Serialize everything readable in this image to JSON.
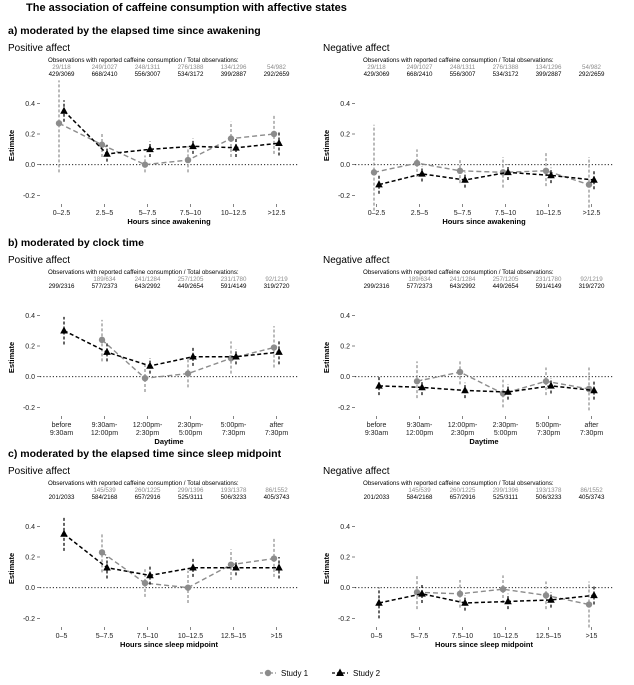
{
  "figure": {
    "title": "The association of caffeine consumption with affective states",
    "obs_header": "Observations with reported caffeine consumption / Total observations:",
    "y_label": "Estimate",
    "legend": [
      {
        "name": "Study 1",
        "color": "#8c8c8c",
        "marker": "circle",
        "dash": true
      },
      {
        "name": "Study 2",
        "color": "#000000",
        "marker": "triangle",
        "dash": true
      }
    ]
  },
  "sections": [
    {
      "title": "a) moderated by the elapsed time since awakening",
      "x_label": "Hours since awakening",
      "categories": [
        [
          "0–2.5"
        ],
        [
          "2.5–5"
        ],
        [
          "5–7.5"
        ],
        [
          "7.5–10"
        ],
        [
          "10–12.5"
        ],
        [
          ">12.5"
        ]
      ],
      "obs_study1": [
        "29/118",
        "249/1027",
        "248/1311",
        "276/1388",
        "134/1296",
        "54/982"
      ],
      "obs_study2": [
        "429/3069",
        "668/2410",
        "556/3007",
        "534/3172",
        "399/2887",
        "292/2659"
      ],
      "panels": [
        {
          "title": "Positive affect",
          "series": [
            {
              "name": "Study 1",
              "values": [
                0.27,
                0.13,
                0.0,
                0.03,
                0.17,
                0.2
              ],
              "lower": [
                -0.05,
                0.05,
                -0.05,
                -0.05,
                0.05,
                0.07
              ],
              "upper": [
                0.55,
                0.2,
                0.06,
                0.12,
                0.28,
                0.32
              ]
            },
            {
              "name": "Study 2",
              "values": [
                0.35,
                0.07,
                0.1,
                0.12,
                0.11,
                0.14
              ],
              "lower": [
                0.28,
                0.02,
                0.05,
                0.07,
                0.05,
                0.06
              ],
              "upper": [
                0.42,
                0.13,
                0.15,
                0.17,
                0.17,
                0.21
              ]
            }
          ]
        },
        {
          "title": "Negative affect",
          "series": [
            {
              "name": "Study 1",
              "values": [
                -0.05,
                0.01,
                -0.04,
                -0.05,
                -0.04,
                -0.13
              ],
              "lower": [
                -0.3,
                -0.08,
                -0.12,
                -0.15,
                -0.14,
                -0.28
              ],
              "upper": [
                0.26,
                0.1,
                0.04,
                0.05,
                0.08,
                0.05
              ]
            },
            {
              "name": "Study 2",
              "values": [
                -0.13,
                -0.06,
                -0.1,
                -0.05,
                -0.07,
                -0.1
              ],
              "lower": [
                -0.19,
                -0.11,
                -0.15,
                -0.1,
                -0.12,
                -0.16
              ],
              "upper": [
                -0.07,
                -0.01,
                -0.05,
                0.0,
                -0.02,
                -0.04
              ]
            }
          ]
        }
      ]
    },
    {
      "title": "b) moderated by clock time",
      "x_label": "Daytime",
      "categories": [
        [
          "before",
          "9:30am"
        ],
        [
          "9:30am-",
          "12:00pm"
        ],
        [
          "12:00pm-",
          "2:30pm"
        ],
        [
          "2:30pm-",
          "5:00pm"
        ],
        [
          "5:00pm-",
          "7:30pm"
        ],
        [
          "after",
          "7:30pm"
        ]
      ],
      "obs_study1": [
        "",
        "189/634",
        "241/1284",
        "257/1205",
        "231/1780",
        "92/1219"
      ],
      "obs_study2": [
        "299/2316",
        "577/2373",
        "643/2992",
        "449/2654",
        "591/4149",
        "319/2720"
      ],
      "panels": [
        {
          "title": "Positive affect",
          "series": [
            {
              "name": "Study 1",
              "values": [
                null,
                0.24,
                -0.01,
                0.02,
                0.12,
                0.19
              ],
              "lower": [
                null,
                0.1,
                -0.1,
                -0.07,
                0.02,
                0.06
              ],
              "upper": [
                null,
                0.37,
                0.08,
                0.12,
                0.23,
                0.33
              ]
            },
            {
              "name": "Study 2",
              "values": [
                0.3,
                0.16,
                0.07,
                0.13,
                0.13,
                0.16
              ],
              "lower": [
                0.21,
                0.1,
                0.02,
                0.07,
                0.08,
                0.08
              ],
              "upper": [
                0.39,
                0.22,
                0.12,
                0.19,
                0.18,
                0.24
              ]
            }
          ]
        },
        {
          "title": "Negative affect",
          "series": [
            {
              "name": "Study 1",
              "values": [
                null,
                -0.03,
                0.03,
                -0.11,
                -0.03,
                -0.08
              ],
              "lower": [
                null,
                -0.14,
                -0.05,
                -0.2,
                -0.12,
                -0.22
              ],
              "upper": [
                null,
                0.1,
                0.1,
                -0.02,
                0.06,
                0.06
              ]
            },
            {
              "name": "Study 2",
              "values": [
                -0.06,
                -0.07,
                -0.09,
                -0.1,
                -0.06,
                -0.09
              ],
              "lower": [
                -0.12,
                -0.12,
                -0.14,
                -0.15,
                -0.11,
                -0.15
              ],
              "upper": [
                0.0,
                -0.02,
                -0.04,
                -0.05,
                -0.01,
                -0.03
              ]
            }
          ]
        }
      ]
    },
    {
      "title": "c) moderated by the elapsed time since sleep midpoint",
      "x_label": "Hours since sleep midpoint",
      "categories": [
        [
          "0–5"
        ],
        [
          "5–7.5"
        ],
        [
          "7.5–10"
        ],
        [
          "10–12.5"
        ],
        [
          "12.5–15"
        ],
        [
          ">15"
        ]
      ],
      "obs_study1": [
        "",
        "145/539",
        "260/1225",
        "299/1396",
        "193/1378",
        "86/1552"
      ],
      "obs_study2": [
        "201/2033",
        "584/2168",
        "657/2916",
        "525/3111",
        "506/3233",
        "405/3743"
      ],
      "panels": [
        {
          "title": "Positive affect",
          "series": [
            {
              "name": "Study 1",
              "values": [
                null,
                0.23,
                0.03,
                0.0,
                0.15,
                0.19
              ],
              "lower": [
                null,
                0.1,
                -0.06,
                -0.1,
                0.05,
                0.07
              ],
              "upper": [
                null,
                0.36,
                0.12,
                0.11,
                0.25,
                0.32
              ]
            },
            {
              "name": "Study 2",
              "values": [
                0.35,
                0.13,
                0.08,
                0.13,
                0.13,
                0.13
              ],
              "lower": [
                0.24,
                0.06,
                0.02,
                0.07,
                0.08,
                0.06
              ],
              "upper": [
                0.46,
                0.2,
                0.14,
                0.19,
                0.18,
                0.2
              ]
            }
          ]
        },
        {
          "title": "Negative affect",
          "series": [
            {
              "name": "Study 1",
              "values": [
                null,
                -0.03,
                -0.04,
                -0.01,
                -0.05,
                -0.11
              ],
              "lower": [
                null,
                -0.14,
                -0.13,
                -0.1,
                -0.14,
                -0.26
              ],
              "upper": [
                null,
                0.08,
                0.05,
                0.08,
                0.04,
                0.04
              ]
            },
            {
              "name": "Study 2",
              "values": [
                -0.1,
                -0.04,
                -0.1,
                -0.09,
                -0.08,
                -0.05
              ],
              "lower": [
                -0.2,
                -0.1,
                -0.15,
                -0.14,
                -0.13,
                -0.11
              ],
              "upper": [
                0.0,
                0.02,
                -0.05,
                -0.04,
                -0.03,
                0.01
              ]
            }
          ]
        }
      ]
    }
  ],
  "chart_data": {
    "type": "scatter",
    "title": "The association of caffeine consumption with affective states",
    "ylabel": "Estimate",
    "ylim": [
      -0.25,
      0.5
    ],
    "yticks": [
      -0.2,
      0.0,
      0.2,
      0.4
    ],
    "reference_line": 0,
    "grid": false,
    "legend_position": "bottom",
    "series_names": [
      "Study 1",
      "Study 2"
    ]
  }
}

════════════════════

PROBLEM REQUIREMENTS:
Set each line of the records down exactly, leaving every picture out.

WRITTEN REPLY:
Serialize everything readable in this image to JSON.
{
  "figure": {
    "title": "The association of caffeine consumption with affective states",
    "obs_header": "Observations with reported caffeine consumption / Total observations:",
    "y_label": "Estimate",
    "legend": [
      {
        "name": "Study 1",
        "color": "#8c8c8c",
        "marker": "circle",
        "dash": true
      },
      {
        "name": "Study 2",
        "color": "#000000",
        "marker": "triangle",
        "dash": true
      }
    ]
  },
  "sections": [
    {
      "title": "a) moderated by the elapsed time since awakening",
      "x_label": "Hours since awakening",
      "categories": [
        [
          "0–2.5"
        ],
        [
          "2.5–5"
        ],
        [
          "5–7.5"
        ],
        [
          "7.5–10"
        ],
        [
          "10–12.5"
        ],
        [
          ">12.5"
        ]
      ],
      "obs_study1": [
        "29/118",
        "249/1027",
        "248/1311",
        "276/1388",
        "134/1296",
        "54/982"
      ],
      "obs_study2": [
        "429/3069",
        "668/2410",
        "556/3007",
        "534/3172",
        "399/2887",
        "292/2659"
      ],
      "panels": [
        {
          "title": "Positive affect",
          "series": [
            {
              "name": "Study 1",
              "values": [
                0.27,
                0.13,
                0.0,
                0.03,
                0.17,
                0.2
              ],
              "lower": [
                -0.05,
                0.05,
                -0.05,
                -0.05,
                0.05,
                0.07
              ],
              "upper": [
                0.55,
                0.2,
                0.06,
                0.12,
                0.28,
                0.32
              ]
            },
            {
              "name": "Study 2",
              "values": [
                0.35,
                0.07,
                0.1,
                0.12,
                0.11,
                0.14
              ],
              "lower": [
                0.28,
                0.02,
                0.05,
                0.07,
                0.05,
                0.06
              ],
              "upper": [
                0.42,
                0.13,
                0.15,
                0.17,
                0.17,
                0.21
              ]
            }
          ]
        },
        {
          "title": "Negative affect",
          "series": [
            {
              "name": "Study 1",
              "values": [
                -0.05,
                0.01,
                -0.04,
                -0.05,
                -0.04,
                -0.13
              ],
              "lower": [
                -0.3,
                -0.08,
                -0.12,
                -0.15,
                -0.14,
                -0.28
              ],
              "upper": [
                0.26,
                0.1,
                0.04,
                0.05,
                0.08,
                0.05
              ]
            },
            {
              "name": "Study 2",
              "values": [
                -0.13,
                -0.06,
                -0.1,
                -0.05,
                -0.07,
                -0.1
              ],
              "lower": [
                -0.19,
                -0.11,
                -0.15,
                -0.1,
                -0.12,
                -0.16
              ],
              "upper": [
                -0.07,
                -0.01,
                -0.05,
                0.0,
                -0.02,
                -0.04
              ]
            }
          ]
        }
      ]
    },
    {
      "title": "b) moderated by clock time",
      "x_label": "Daytime",
      "categories": [
        [
          "before",
          "9:30am"
        ],
        [
          "9:30am-",
          "12:00pm"
        ],
        [
          "12:00pm-",
          "2:30pm"
        ],
        [
          "2:30pm-",
          "5:00pm"
        ],
        [
          "5:00pm-",
          "7:30pm"
        ],
        [
          "after",
          "7:30pm"
        ]
      ],
      "obs_study1": [
        "",
        "189/634",
        "241/1284",
        "257/1205",
        "231/1780",
        "92/1219"
      ],
      "obs_study2": [
        "299/2316",
        "577/2373",
        "643/2992",
        "449/2654",
        "591/4149",
        "319/2720"
      ],
      "panels": [
        {
          "title": "Positive affect",
          "series": [
            {
              "name": "Study 1",
              "values": [
                null,
                0.24,
                -0.01,
                0.02,
                0.12,
                0.19
              ],
              "lower": [
                null,
                0.1,
                -0.1,
                -0.07,
                0.02,
                0.06
              ],
              "upper": [
                null,
                0.37,
                0.08,
                0.12,
                0.23,
                0.33
              ]
            },
            {
              "name": "Study 2",
              "values": [
                0.3,
                0.16,
                0.07,
                0.13,
                0.13,
                0.16
              ],
              "lower": [
                0.21,
                0.1,
                0.02,
                0.07,
                0.08,
                0.08
              ],
              "upper": [
                0.39,
                0.22,
                0.12,
                0.19,
                0.18,
                0.24
              ]
            }
          ]
        },
        {
          "title": "Negative affect",
          "series": [
            {
              "name": "Study 1",
              "values": [
                null,
                -0.03,
                0.03,
                -0.11,
                -0.03,
                -0.08
              ],
              "lower": [
                null,
                -0.14,
                -0.05,
                -0.2,
                -0.12,
                -0.22
              ],
              "upper": [
                null,
                0.1,
                0.1,
                -0.02,
                0.06,
                0.06
              ]
            },
            {
              "name": "Study 2",
              "values": [
                -0.06,
                -0.07,
                -0.09,
                -0.1,
                -0.06,
                -0.09
              ],
              "lower": [
                -0.12,
                -0.12,
                -0.14,
                -0.15,
                -0.11,
                -0.15
              ],
              "upper": [
                0.0,
                -0.02,
                -0.04,
                -0.05,
                -0.01,
                -0.03
              ]
            }
          ]
        }
      ]
    },
    {
      "title": "c) moderated by the elapsed time since sleep midpoint",
      "x_label": "Hours since sleep midpoint",
      "categories": [
        [
          "0–5"
        ],
        [
          "5–7.5"
        ],
        [
          "7.5–10"
        ],
        [
          "10–12.5"
        ],
        [
          "12.5–15"
        ],
        [
          ">15"
        ]
      ],
      "obs_study1": [
        "",
        "145/539",
        "260/1225",
        "299/1396",
        "193/1378",
        "86/1552"
      ],
      "obs_study2": [
        "201/2033",
        "584/2168",
        "657/2916",
        "525/3111",
        "506/3233",
        "405/3743"
      ],
      "panels": [
        {
          "title": "Positive affect",
          "series": [
            {
              "name": "Study 1",
              "values": [
                null,
                0.23,
                0.03,
                0.0,
                0.15,
                0.19
              ],
              "lower": [
                null,
                0.1,
                -0.06,
                -0.1,
                0.05,
                0.07
              ],
              "upper": [
                null,
                0.36,
                0.12,
                0.11,
                0.25,
                0.32
              ]
            },
            {
              "name": "Study 2",
              "values": [
                0.35,
                0.13,
                0.08,
                0.13,
                0.13,
                0.13
              ],
              "lower": [
                0.24,
                0.06,
                0.02,
                0.07,
                0.08,
                0.06
              ],
              "upper": [
                0.46,
                0.2,
                0.14,
                0.19,
                0.18,
                0.2
              ]
            }
          ]
        },
        {
          "title": "Negative affect",
          "series": [
            {
              "name": "Study 1",
              "values": [
                null,
                -0.03,
                -0.04,
                -0.01,
                -0.05,
                -0.11
              ],
              "lower": [
                null,
                -0.14,
                -0.13,
                -0.1,
                -0.14,
                -0.26
              ],
              "upper": [
                null,
                0.08,
                0.05,
                0.08,
                0.04,
                0.04
              ]
            },
            {
              "name": "Study 2",
              "values": [
                -0.1,
                -0.04,
                -0.1,
                -0.09,
                -0.08,
                -0.05
              ],
              "lower": [
                -0.2,
                -0.1,
                -0.15,
                -0.14,
                -0.13,
                -0.11
              ],
              "upper": [
                0.0,
                0.02,
                -0.05,
                -0.04,
                -0.03,
                0.01
              ]
            }
          ]
        }
      ]
    }
  ],
  "chart_data": {
    "type": "scatter",
    "title": "The association of caffeine consumption with affective states",
    "ylabel": "Estimate",
    "ylim": [
      -0.25,
      0.5
    ],
    "yticks": [
      -0.2,
      0.0,
      0.2,
      0.4
    ],
    "reference_line": 0,
    "grid": false,
    "legend_position": "bottom",
    "series_names": [
      "Study 1",
      "Study 2"
    ]
  }
}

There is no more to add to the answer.